--- START OF Given data ---

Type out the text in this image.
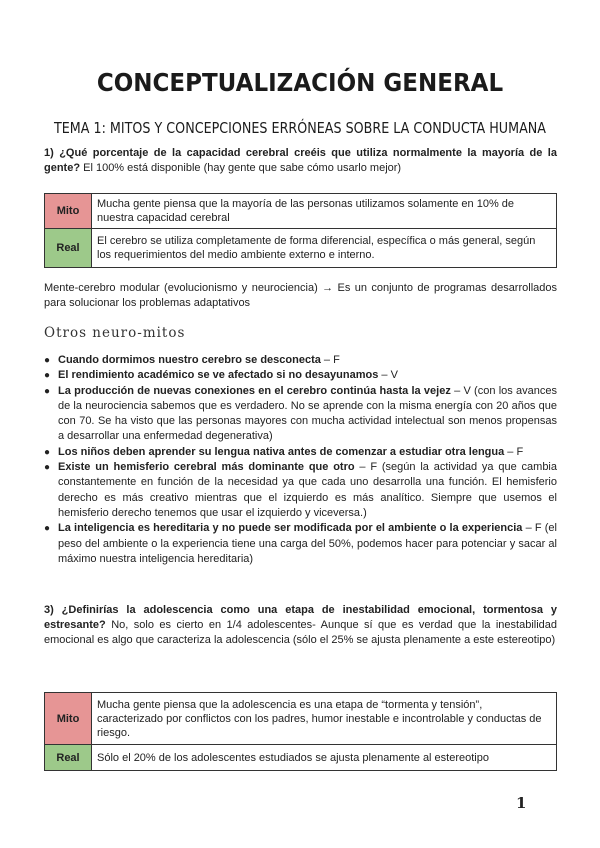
CONCEPTUALIZACIÓN GENERAL
TEMA 1: MITOS Y CONCEPCIONES ERRÓNEAS SOBRE LA CONDUCTA HUMANA
1) ¿Qué porcentaje de la capacidad cerebral creéis que utiliza normalmente la mayoría de la gente? El 100% está disponible (hay gente que sabe cómo usarlo mejor)
Mito	Mucha gente piensa que la mayoría de las personas utilizamos solamente en 10% de nuestra capacidad cerebral
Real	El cerebro se utiliza completamente de forma diferencial, específica o más general, según los requerimientos del medio ambiente externo e interno.
Mente-cerebro modular (evolucionismo y neurociencia) → Es un conjunto de programas desarrollados para solucionar los problemas adaptativos
Otros neuro-mitos
● Cuando dormimos nuestro cerebro se desconecta – F
● El rendimiento académico se ve afectado si no desayunamos – V
● La producción de nuevas conexiones en el cerebro continúa hasta la vejez – V (con los avances de la neurociencia sabemos que es verdadero. No se aprende con la misma energía con 20 años que con 70. Se ha visto que las personas mayores con mucha actividad intelectual son menos propensas a desarrollar una enfermedad degenerativa)
● Los niños deben aprender su lengua nativa antes de comenzar a estudiar otra lengua – F
● Existe un hemisferio cerebral más dominante que otro – F (según la actividad ya que cambia constantemente en función de la necesidad ya que cada uno desarrolla una función. El hemisferio derecho es más creativo mientras que el izquierdo es más analítico. Siempre que usemos el hemisferio derecho tenemos que usar el izquierdo y viceversa.)
● La inteligencia es hereditaria y no puede ser modificada por el ambiente o la experiencia – F (el peso del ambiente o la experiencia tiene una carga del 50%, podemos hacer para potenciar y sacar al máximo nuestra inteligencia hereditaria)
3) ¿Definirías la adolescencia como una etapa de inestabilidad emocional, tormentosa y estresante? No, solo es cierto en 1/4 adolescentes- Aunque sí que es verdad que la inestabilidad emocional es algo que caracteriza la adolescencia (sólo el 25% se ajusta plenamente a este estereotipo)
Mito	Mucha gente piensa que la adolescencia es una etapa de “tormenta y tensión”, caracterizado por conflictos con los padres, humor inestable e incontrolable y conductas de riesgo.
Real	Sólo el 20% de los adolescentes estudiados se ajusta plenamente al estereotipo
1
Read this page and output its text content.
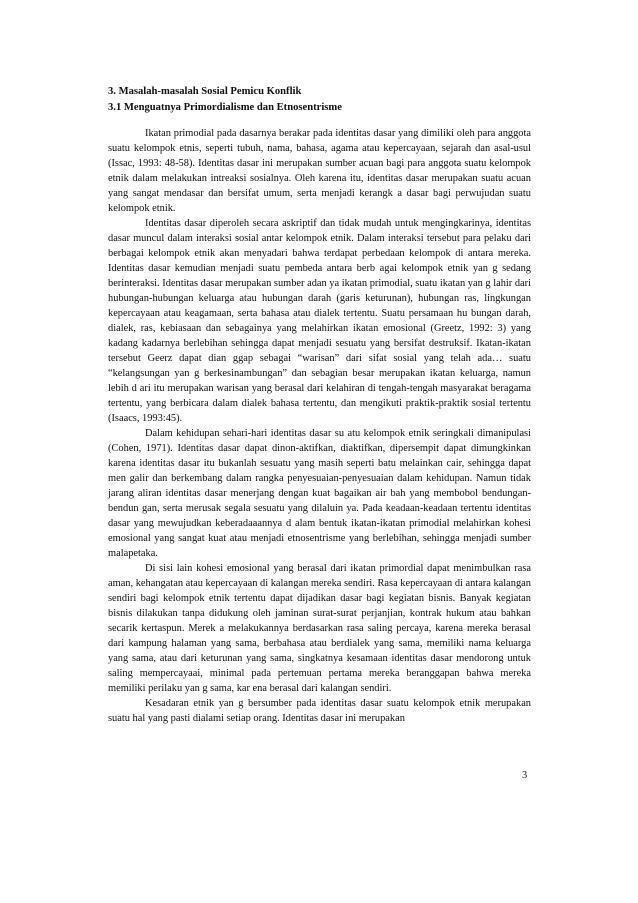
3. Masalah-masalah Sosial Pemicu Konflik

3.1 Menguatnya Primordialisme dan Etnosentrisme

Ikatan primodial pada dasarnya berakar pada identitas dasar yang dimiliki oleh para anggota suatu kelompok etnis, seperti tubuh, nama, bahasa, agama atau kepercayaan, sejarah dan asal-usul (Issac, 1993: 48-58). Identitas dasar ini merupakan sumber acuan bagi para anggota suatu kelompok etnik dalam melakukan intreaksi sosialnya. Oleh karena itu, identitas dasar merupakan suatu acuan yang sangat mendasar dan bersifat umum, serta menjadi kerangk a dasar bagi perwujudan suatu kelompok etnik.

Identitas dasar diperoleh secara askriptif dan tidak mudah untuk mengingkarinya, identitas dasar muncul dalam interaksi sosial antar kelompok etnik. Dalam interaksi tersebut para pelaku dari berbagai kelompok etnik akan menyadari bahwa terdapat perbedaan kelompok di antara mereka. Identitas dasar kemudian menjadi suatu pembeda antara berb agai kelompok etnik yan g sedang berinteraksi. Identitas dasar merupakan sumber adan ya ikatan primodial, suatu ikatan yan g lahir dari hubungan-hubungan keluarga atau hubungan darah (garis keturunan), hubungan ras, lingkungan kepercayaan atau keagamaan, serta bahasa atau dialek tertentu. Suatu persamaan hu bungan darah, dialek, ras, kebiasaan dan sebagainya yang melahirkan ikatan emosional (Greetz, 1992: 3) yang kadang kadarnya berlebihan sehingga dapat menjadi sesuatu yang bersifat destruksif. Ikatan-ikatan tersebut Geerz dapat dian ggap sebagai “warisan” dari sifat sosial yang telah ada… suatu “kelangsungan yan g berkesinambungan” dan sebagian besar merupakan ikatan keluarga, namun lebih d ari itu merupakan warisan yang berasal dari kelahiran di tengah-tengah masyarakat beragama tertentu, yang berbicara dalam dialek bahasa tertentu, dan mengikuti praktik-praktik sosial tertentu (Isaacs, 1993:45).

Dalam kehidupan sehari-hari identitas dasar su atu kelompok etnik seringkali dimanipulasi (Cohen, 1971). Identitas dasar dapat dinon-aktifkan, diaktifkan, dipersempit dapat dimungkinkan karena identitas dasar itu bukanlah sesuatu yang masih seperti batu melainkan cair, sehingga dapat men galir dan berkembang dalam rangka penyesuaian-penyesuaian dalam kehidupan. Namun tidak jarang aliran identitas dasar menerjang dengan kuat bagaikan air bah yang membobol bendungan-bendun gan, serta merusak segala sesuatu yang dilaluin ya. Pada keadaan-keadaan tertentu identitas dasar yang mewujudkan keberadaaannya d alam bentuk ikatan-ikatan primodial melahirkan kohesi emosional yang sangat kuat atau menjadi etnosentrisme yang berlebihan, sehingga menjadi sumber malapetaka.

Di sisi lain kohesi emosional yang berasal dari ikatan primordial dapat menimbulkan rasa aman, kehangatan atau kepercayaan di kalangan mereka sendiri. Rasa kepercayaan di antara kalangan sendiri bagi kelompok etnik tertentu dapat dijadikan dasar bagi kegiatan bisnis. Banyak kegiatan bisnis dilakukan tanpa didukung oleh jaminan surat-surat perjanjian, kontrak hukum atau bahkan secarik kertaspun. Merek a melakukannya berdasarkan rasa saling percaya, karena mereka berasal dari kampung halaman yang sama, berbahasa atau berdialek yang sama, memiliki nama keluarga yang sama, atau dari keturunan yang sama, singkatnya kesamaan identitas dasar mendorong untuk saling mempercayaai, minimal pada pertemuan pertama mereka beranggapan bahwa mereka memiliki perilaku yan g sama, kar ena berasal dari kalangan sendiri.

Kesadaran etnik yan g bersumber pada identitas dasar suatu kelompok etnik merupakan suatu hal yang pasti dialami setiap orang. Identitas dasar ini merupakan

3
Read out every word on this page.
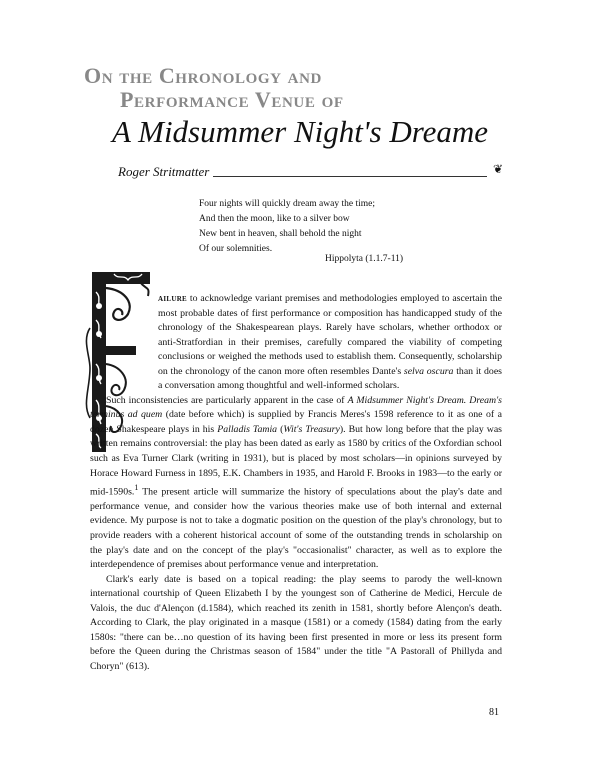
On the Chronology and
Performance Venue of
A Midsummer Night's Dreame
Roger Stritmatter	❦
Four nights will quickly dream away the time;
And then the moon, like to a silver bow
New bent in heaven, shall behold the night
Of our solemnities.
Hippolyta (1.1.7-11)

ailure to acknowledge variant premises and methodologies employed to ascertain the most probable dates of first performance or composition has handicapped study of the chronology of the Shakespearean plays. Rarely have scholars, whether orthodox or anti-Stratfordian in their premises, carefully compared the viability of competing conclusions or weighed the methods used to establish them. Consequently, scholarship on the chronology of the canon more often resembles Dante's selva oscura than it does a conversation among thoughtful and well-informed scholars.

Such inconsistencies are particularly apparent in the case of A Midsummer Night's Dream. Dream's terminus ad quem (date before which) is supplied by Francis Meres's 1598 reference to it as one of a dozen Shakespeare plays in his Palladis Tamia (Wit's Treasury). But how long before that the play was written remains controversial: the play has been dated as early as 1580 by critics of the Oxfordian school such as Eva Turner Clark (writing in 1931), but is placed by most scholars—in opinions surveyed by Horace Howard Furness in 1895, E.K. Chambers in 1935, and Harold F. Brooks in 1983—to the early or mid-1590s.$^1$ The present article will summarize the history of speculations about the play's date and performance venue, and consider how the various theories make use of both internal and external evidence. My purpose is not to take a dogmatic position on the question of the play's chronology, but to provide readers with a coherent historical account of some of the outstanding trends in scholarship on the play's date and on the concept of the play's "occasionalist" character, as well as to explore the interdependence of premises about performance venue and interpretation.

Clark's early date is based on a topical reading: the play seems to parody the well-known international courtship of Queen Elizabeth I by the youngest son of Catherine de Medici, Hercule de Valois, the duc d'Alençon (d.1584), which reached its zenith in 1581, shortly before Alençon's death. According to Clark, the play originated in a masque (1581) or a comedy (1584) dating from the early 1580s: "there can be…no question of its having been first presented in more or less its present form before the Queen during the Christmas season of 1584" under the title "A Pastorall of Phillyda and Choryn" (613).

81
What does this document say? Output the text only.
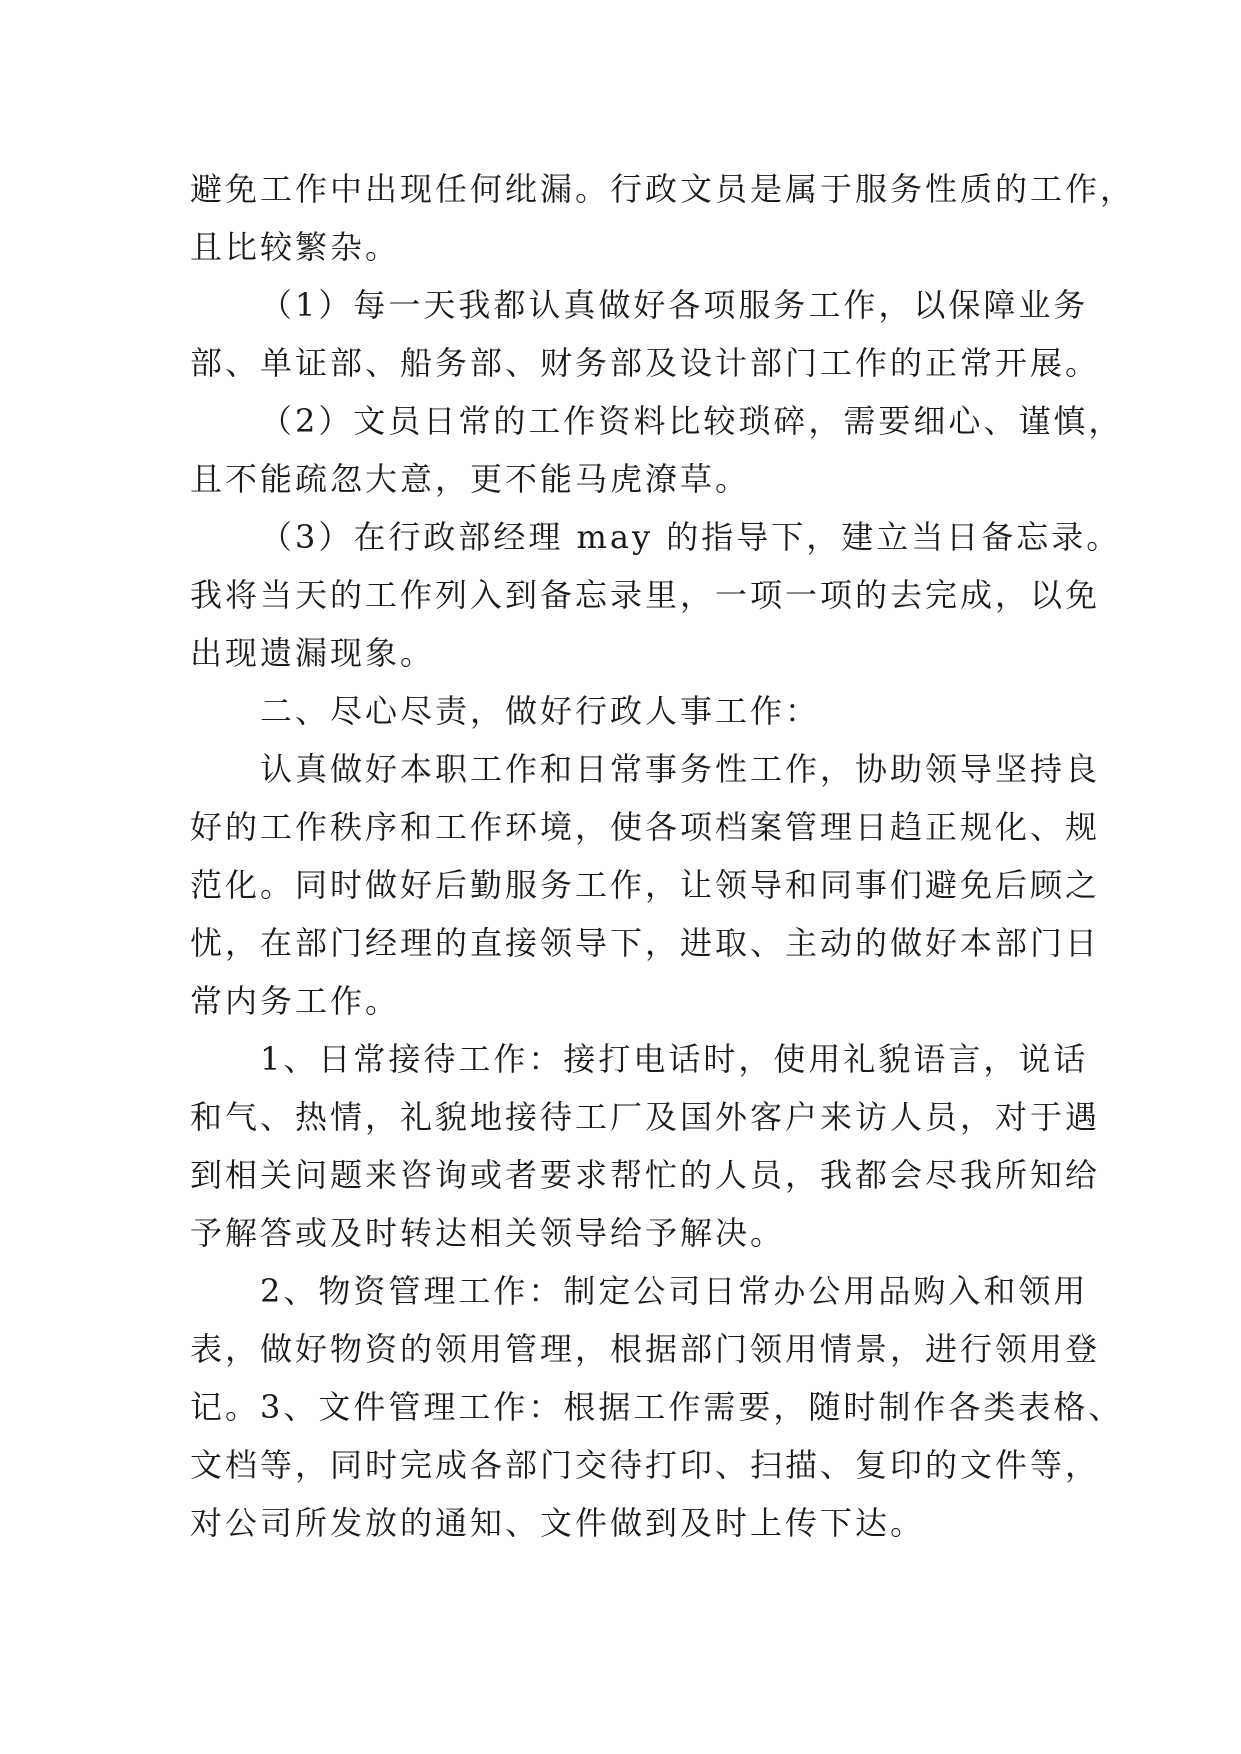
避免工作中出现任何纰漏。行政文员是属于服务性质的工作，
且比较繁杂。
（1）每一天我都认真做好各项服务工作，以保障业务
部、单证部、船务部、财务部及设计部门工作的正常开展。
（2）文员日常的工作资料比较琐碎，需要细心、谨慎，
且不能疏忽大意，更不能马虎潦草。
（3）在行政部经理 may 的指导下，建立当日备忘录。
我将当天的工作列入到备忘录里，一项一项的去完成，以免
出现遗漏现象。
二、尽心尽责，做好行政人事工作：
认真做好本职工作和日常事务性工作，协助领导坚持良
好的工作秩序和工作环境，使各项档案管理日趋正规化、规
范化。同时做好后勤服务工作，让领导和同事们避免后顾之
忧，在部门经理的直接领导下，进取、主动的做好本部门日
常内务工作。
1、日常接待工作：接打电话时，使用礼貌语言，说话
和气、热情，礼貌地接待工厂及国外客户来访人员，对于遇
到相关问题来咨询或者要求帮忙的人员，我都会尽我所知给
予解答或及时转达相关领导给予解决。
2、物资管理工作：制定公司日常办公用品购入和领用
表，做好物资的领用管理，根据部门领用情景，进行领用登
记。3、文件管理工作：根据工作需要，随时制作各类表格、
文档等，同时完成各部门交待打印、扫描、复印的文件等，
对公司所发放的通知、文件做到及时上传下达。
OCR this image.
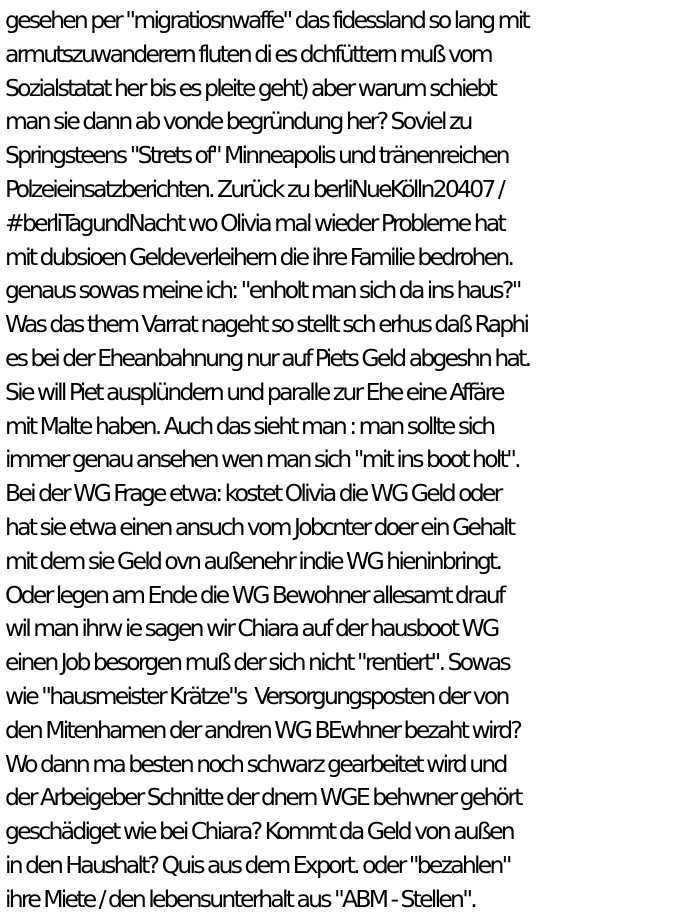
gesehen per "migratiosnwaffe" das fidessland so lang mit
armutszuwanderern fluten di es dchfüttern muß vom
Sozialstatat her bis es pleite geht) aber warum schiebt
man sie dann ab vonde begründung her? Soviel zu
Springsteens "Strets of" Minneapolis und tränenreichen
Polzeieinsatzberichten. Zurück zu berliNueKölln20407 /
#berliTagundNacht wo Olivia mal wieder Probleme hat
mit dubsioen Geldeverleihern die ihre Familie bedrohen.
genaus sowas meine ich: "enholt man sich da ins haus?"
Was das them Varrat nageht so stellt sch erhus daß Raphi
es bei der Eheanbahnung nur auf Piets Geld abgeshn hat.
Sie will Piet ausplündern und paralle zur Ehe eine Affäre
mit Malte haben. Auch das sieht man : man sollte sich
immer genau ansehen wen man sich "mit ins boot holt".
Bei der WG Frage etwa: kostet Olivia die WG Geld oder
hat sie etwa einen ansuch vom Jobcnter doer ein Gehalt
mit dem sie Geld ovn außenehr indie WG hieninbringt.
Oder legen am Ende die WG Bewohner allesamt drauf
wil man ihrw ie sagen wir Chiara auf der hausboot WG
einen Job besorgen muß der sich nicht "rentiert". Sowas
wie "hausmeister Krätze"s  Versorgungsposten der von
den Mitenhamen der andren WG BEwhner bezaht wird?
Wo dann ma besten noch schwarz gearbeitet wird und
der Arbeigeber Schnitte der dnern WGE behwner gehört
geschädiget wie bei Chiara? Kommt da Geld von außen
in den Haushalt? Quis aus dem Export. oder "bezahlen"
ihre Miete / den lebensunterhalt aus "ABM - Stellen".
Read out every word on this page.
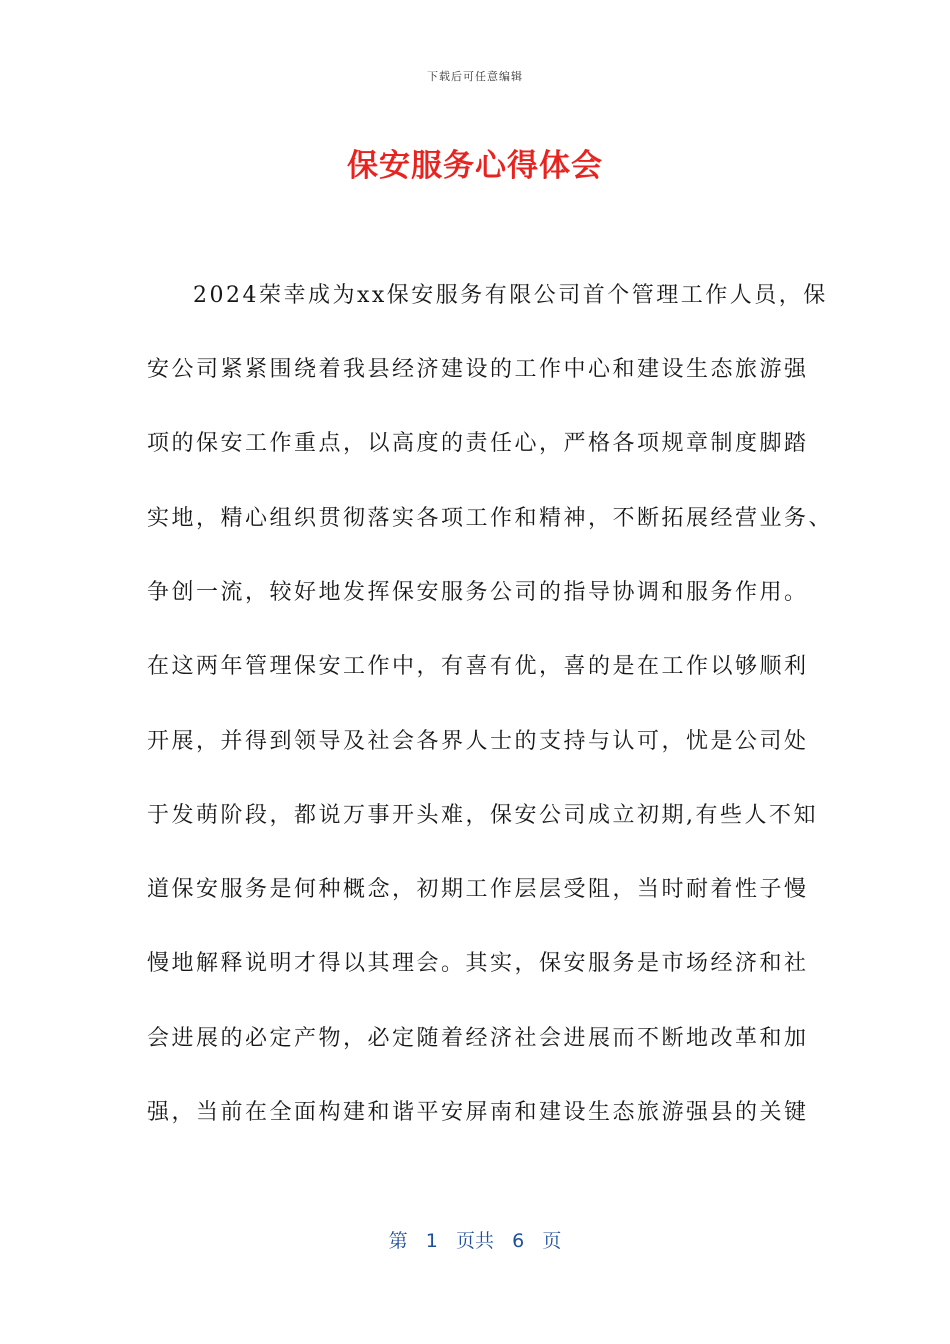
下载后可任意编辑
保安服务心得体会
2024荣幸成为xx保安服务有限公司首个管理工作人员，保
安公司紧紧围绕着我县经济建设的工作中心和建设生态旅游强
项的保安工作重点，以高度的责任心，严格各项规章制度脚踏
实地，精心组织贯彻落实各项工作和精神，不断拓展经营业务、
争创一流，较好地发挥保安服务公司的指导协调和服务作用。
在这两年管理保安工作中，有喜有优，喜的是在工作以够顺利
开展，并得到领导及社会各界人士的支持与认可，忧是公司处
于发萌阶段，都说万事开头难，保安公司成立初期,有些人不知
道保安服务是何种概念，初期工作层层受阻，当时耐着性子慢
慢地解释说明才得以其理会。其实，保安服务是市场经济和社
会进展的必定产物，必定随着经济社会进展而不断地改革和加
强，当前在全面构建和谐平安屏南和建设生态旅游强县的关键
第 1 页共 6 页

--- END OF Given data ---

> Goal:
Report the number of lines that include the string "Olivia"; return nothing but the count.

> Written answer:
2